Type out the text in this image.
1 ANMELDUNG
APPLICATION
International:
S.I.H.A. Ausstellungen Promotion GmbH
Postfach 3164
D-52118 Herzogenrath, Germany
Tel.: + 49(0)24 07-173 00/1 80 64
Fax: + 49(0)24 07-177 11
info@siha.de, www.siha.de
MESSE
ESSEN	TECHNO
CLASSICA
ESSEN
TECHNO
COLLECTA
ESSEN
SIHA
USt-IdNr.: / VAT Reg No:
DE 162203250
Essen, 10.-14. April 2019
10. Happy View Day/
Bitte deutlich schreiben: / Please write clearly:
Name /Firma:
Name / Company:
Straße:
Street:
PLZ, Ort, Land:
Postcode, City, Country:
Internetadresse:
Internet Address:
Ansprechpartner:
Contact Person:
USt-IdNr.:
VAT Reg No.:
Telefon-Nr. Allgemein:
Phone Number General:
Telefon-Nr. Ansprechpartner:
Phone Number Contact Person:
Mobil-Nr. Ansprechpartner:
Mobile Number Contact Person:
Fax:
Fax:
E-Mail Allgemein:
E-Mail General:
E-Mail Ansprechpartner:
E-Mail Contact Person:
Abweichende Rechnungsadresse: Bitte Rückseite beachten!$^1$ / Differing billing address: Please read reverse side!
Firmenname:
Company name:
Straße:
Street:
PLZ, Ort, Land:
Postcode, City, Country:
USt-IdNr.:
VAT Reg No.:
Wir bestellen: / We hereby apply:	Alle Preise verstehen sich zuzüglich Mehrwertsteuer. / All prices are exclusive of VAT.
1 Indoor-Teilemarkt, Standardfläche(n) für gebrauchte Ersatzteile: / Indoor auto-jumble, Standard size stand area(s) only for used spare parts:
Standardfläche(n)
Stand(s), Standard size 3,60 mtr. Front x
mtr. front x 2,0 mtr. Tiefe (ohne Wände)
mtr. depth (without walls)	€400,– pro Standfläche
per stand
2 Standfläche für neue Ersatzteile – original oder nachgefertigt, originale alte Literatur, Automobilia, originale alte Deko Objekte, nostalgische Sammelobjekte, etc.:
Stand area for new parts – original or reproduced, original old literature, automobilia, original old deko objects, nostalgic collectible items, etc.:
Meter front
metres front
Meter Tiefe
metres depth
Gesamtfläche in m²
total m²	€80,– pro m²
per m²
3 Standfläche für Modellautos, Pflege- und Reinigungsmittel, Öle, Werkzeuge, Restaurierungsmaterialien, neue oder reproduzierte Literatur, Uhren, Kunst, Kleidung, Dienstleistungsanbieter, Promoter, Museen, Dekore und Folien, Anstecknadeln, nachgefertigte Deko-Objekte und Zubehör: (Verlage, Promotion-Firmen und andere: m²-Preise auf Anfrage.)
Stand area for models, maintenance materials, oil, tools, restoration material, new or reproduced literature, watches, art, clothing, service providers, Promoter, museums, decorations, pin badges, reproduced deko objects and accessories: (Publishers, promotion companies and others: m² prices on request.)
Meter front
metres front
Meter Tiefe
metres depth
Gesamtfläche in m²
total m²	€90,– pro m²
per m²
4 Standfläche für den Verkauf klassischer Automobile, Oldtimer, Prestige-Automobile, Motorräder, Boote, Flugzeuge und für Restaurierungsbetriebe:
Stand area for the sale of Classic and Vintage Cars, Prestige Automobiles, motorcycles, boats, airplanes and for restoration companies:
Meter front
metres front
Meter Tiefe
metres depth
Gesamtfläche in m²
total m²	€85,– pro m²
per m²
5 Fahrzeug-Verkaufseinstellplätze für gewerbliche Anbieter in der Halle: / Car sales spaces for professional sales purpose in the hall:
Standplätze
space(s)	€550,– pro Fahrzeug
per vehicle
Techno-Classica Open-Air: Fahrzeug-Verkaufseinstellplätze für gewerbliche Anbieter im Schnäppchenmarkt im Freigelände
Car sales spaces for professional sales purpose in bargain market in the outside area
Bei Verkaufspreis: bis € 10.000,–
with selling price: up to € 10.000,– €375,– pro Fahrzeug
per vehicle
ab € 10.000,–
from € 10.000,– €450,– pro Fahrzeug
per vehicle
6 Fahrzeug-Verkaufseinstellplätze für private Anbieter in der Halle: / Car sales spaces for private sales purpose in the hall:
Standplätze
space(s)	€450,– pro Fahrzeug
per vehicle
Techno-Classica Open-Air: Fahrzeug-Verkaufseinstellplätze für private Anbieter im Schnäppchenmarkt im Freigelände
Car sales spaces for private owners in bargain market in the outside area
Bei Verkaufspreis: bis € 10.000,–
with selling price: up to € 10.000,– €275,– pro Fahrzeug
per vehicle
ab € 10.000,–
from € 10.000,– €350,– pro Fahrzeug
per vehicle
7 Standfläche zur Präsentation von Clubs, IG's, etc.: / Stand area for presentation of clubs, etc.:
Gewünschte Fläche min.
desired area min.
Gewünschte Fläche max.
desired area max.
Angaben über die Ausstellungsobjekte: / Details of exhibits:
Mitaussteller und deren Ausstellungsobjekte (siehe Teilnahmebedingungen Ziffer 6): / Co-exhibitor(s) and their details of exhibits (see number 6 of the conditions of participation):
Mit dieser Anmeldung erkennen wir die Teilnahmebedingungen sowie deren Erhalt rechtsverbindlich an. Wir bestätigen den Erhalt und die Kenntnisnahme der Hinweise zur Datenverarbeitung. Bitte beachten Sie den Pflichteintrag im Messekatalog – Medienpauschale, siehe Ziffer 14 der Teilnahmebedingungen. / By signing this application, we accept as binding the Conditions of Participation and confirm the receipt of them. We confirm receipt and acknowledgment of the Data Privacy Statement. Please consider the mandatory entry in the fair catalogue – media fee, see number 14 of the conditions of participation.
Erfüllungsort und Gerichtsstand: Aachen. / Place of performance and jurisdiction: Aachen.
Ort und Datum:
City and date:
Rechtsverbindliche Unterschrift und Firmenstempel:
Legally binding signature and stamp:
---
» **TASK TO CARRY OUT**
Please set down all the data word for word.

» **COMPLETED EXERCISE**
Type out the text in this image.
1 ANMELDUNG
APPLICATION
International:
S.I.H.A. Ausstellungen Promotion GmbH
Postfach 3164
D-52118 Herzogenrath, Germany
Tel.: + 49(0)24 07-173 00/1 80 64
Fax: + 49(0)24 07-177 11
info@siha.de, www.siha.de
MESSE
ESSEN	TECHNO
CLASSICA
ESSEN
TECHNO
COLLECTA
ESSEN
SIHA
USt-IdNr.: / VAT Reg No:
DE 162203250
Essen, 10.-14. April 2019
10. Happy View Day/
Bitte deutlich schreiben: / Please write clearly:
Name /Firma:
Name / Company:
Straße:
Street:
PLZ, Ort, Land:
Postcode, City, Country:
Internetadresse:
Internet Address:
Ansprechpartner:
Contact Person:
USt-IdNr.:
VAT Reg No.:
Telefon-Nr. Allgemein:
Phone Number General:
Telefon-Nr. Ansprechpartner:
Phone Number Contact Person:
Mobil-Nr. Ansprechpartner:
Mobile Number Contact Person:
Fax:
Fax:
E-Mail Allgemein:
E-Mail General:
E-Mail Ansprechpartner:
E-Mail Contact Person:
Abweichende Rechnungsadresse: Bitte Rückseite beachten!$^1$ / Differing billing address: Please read reverse side!
Firmenname:
Company name:
Straße:
Street:
PLZ, Ort, Land:
Postcode, City, Country:
USt-IdNr.:
VAT Reg No.:
Wir bestellen: / We hereby apply:	Alle Preise verstehen sich zuzüglich Mehrwertsteuer. / All prices are exclusive of VAT.
1 Indoor-Teilemarkt, Standardfläche(n) für gebrauchte Ersatzteile: / Indoor auto-jumble, Standard size stand area(s) only for used spare parts:
Standardfläche(n)
Stand(s), Standard size 3,60 mtr. Front x
mtr. front x 2,0 mtr. Tiefe (ohne Wände)
mtr. depth (without walls)	€400,– pro Standfläche
per stand
2 Standfläche für neue Ersatzteile – original oder nachgefertigt, originale alte Literatur, Automobilia, originale alte Deko Objekte, nostalgische Sammelobjekte, etc.:
Stand area for new parts – original or reproduced, original old literature, automobilia, original old deko objects, nostalgic collectible items, etc.:
Meter front
metres front
Meter Tiefe
metres depth
Gesamtfläche in m²
total m²	€80,– pro m²
per m²
3 Standfläche für Modellautos, Pflege- und Reinigungsmittel, Öle, Werkzeuge, Restaurierungsmaterialien, neue oder reproduzierte Literatur, Uhren, Kunst, Kleidung, Dienstleistungsanbieter, Promoter, Museen, Dekore und Folien, Anstecknadeln, nachgefertigte Deko-Objekte und Zubehör: (Verlage, Promotion-Firmen und andere: m²-Preise auf Anfrage.)
Stand area for models, maintenance materials, oil, tools, restoration material, new or reproduced literature, watches, art, clothing, service providers, Promoter, museums, decorations, pin badges, reproduced deko objects and accessories: (Publishers, promotion companies and others: m² prices on request.)
Meter front
metres front
Meter Tiefe
metres depth
Gesamtfläche in m²
total m²	€90,– pro m²
per m²
4 Standfläche für den Verkauf klassischer Automobile, Oldtimer, Prestige-Automobile, Motorräder, Boote, Flugzeuge und für Restaurierungsbetriebe:
Stand area for the sale of Classic and Vintage Cars, Prestige Automobiles, motorcycles, boats, airplanes and for restoration companies:
Meter front
metres front
Meter Tiefe
metres depth
Gesamtfläche in m²
total m²	€85,– pro m²
per m²
5 Fahrzeug-Verkaufseinstellplätze für gewerbliche Anbieter in der Halle: / Car sales spaces for professional sales purpose in the hall:
Standplätze
space(s)	€550,– pro Fahrzeug
per vehicle
Techno-Classica Open-Air: Fahrzeug-Verkaufseinstellplätze für gewerbliche Anbieter im Schnäppchenmarkt im Freigelände
Car sales spaces for professional sales purpose in bargain market in the outside area
Bei Verkaufspreis: bis € 10.000,–
with selling price: up to € 10.000,– €375,– pro Fahrzeug
per vehicle
ab € 10.000,–
from € 10.000,– €450,– pro Fahrzeug
per vehicle
6 Fahrzeug-Verkaufseinstellplätze für private Anbieter in der Halle: / Car sales spaces for private sales purpose in the hall:
Standplätze
space(s)	€450,– pro Fahrzeug
per vehicle
Techno-Classica Open-Air: Fahrzeug-Verkaufseinstellplätze für private Anbieter im Schnäppchenmarkt im Freigelände
Car sales spaces for private owners in bargain market in the outside area
Bei Verkaufspreis: bis € 10.000,–
with selling price: up to € 10.000,– €275,– pro Fahrzeug
per vehicle
ab € 10.000,–
from € 10.000,– €350,– pro Fahrzeug
per vehicle
7 Standfläche zur Präsentation von Clubs, IG's, etc.: / Stand area for presentation of clubs, etc.:
Gewünschte Fläche min.
desired area min.
Gewünschte Fläche max.
desired area max.
Angaben über die Ausstellungsobjekte: / Details of exhibits:
Mitaussteller und deren Ausstellungsobjekte (siehe Teilnahmebedingungen Ziffer 6): / Co-exhibitor(s) and their details of exhibits (see number 6 of the conditions of participation):
Mit dieser Anmeldung erkennen wir die Teilnahmebedingungen sowie deren Erhalt rechtsverbindlich an. Wir bestätigen den Erhalt und die Kenntnisnahme der Hinweise zur Datenverarbeitung. Bitte beachten Sie den Pflichteintrag im Messekatalog – Medienpauschale, siehe Ziffer 14 der Teilnahmebedingungen. / By signing this application, we accept as binding the Conditions of Participation and confirm the receipt of them. We confirm receipt and acknowledgment of the Data Privacy Statement. Please consider the mandatory entry in the fair catalogue – media fee, see number 14 of the conditions of participation.
Erfüllungsort und Gerichtsstand: Aachen. / Place of performance and jurisdiction: Aachen.
Ort und Datum:
City and date:
Rechtsverbindliche Unterschrift und Firmenstempel:
Legally binding signature and stamp:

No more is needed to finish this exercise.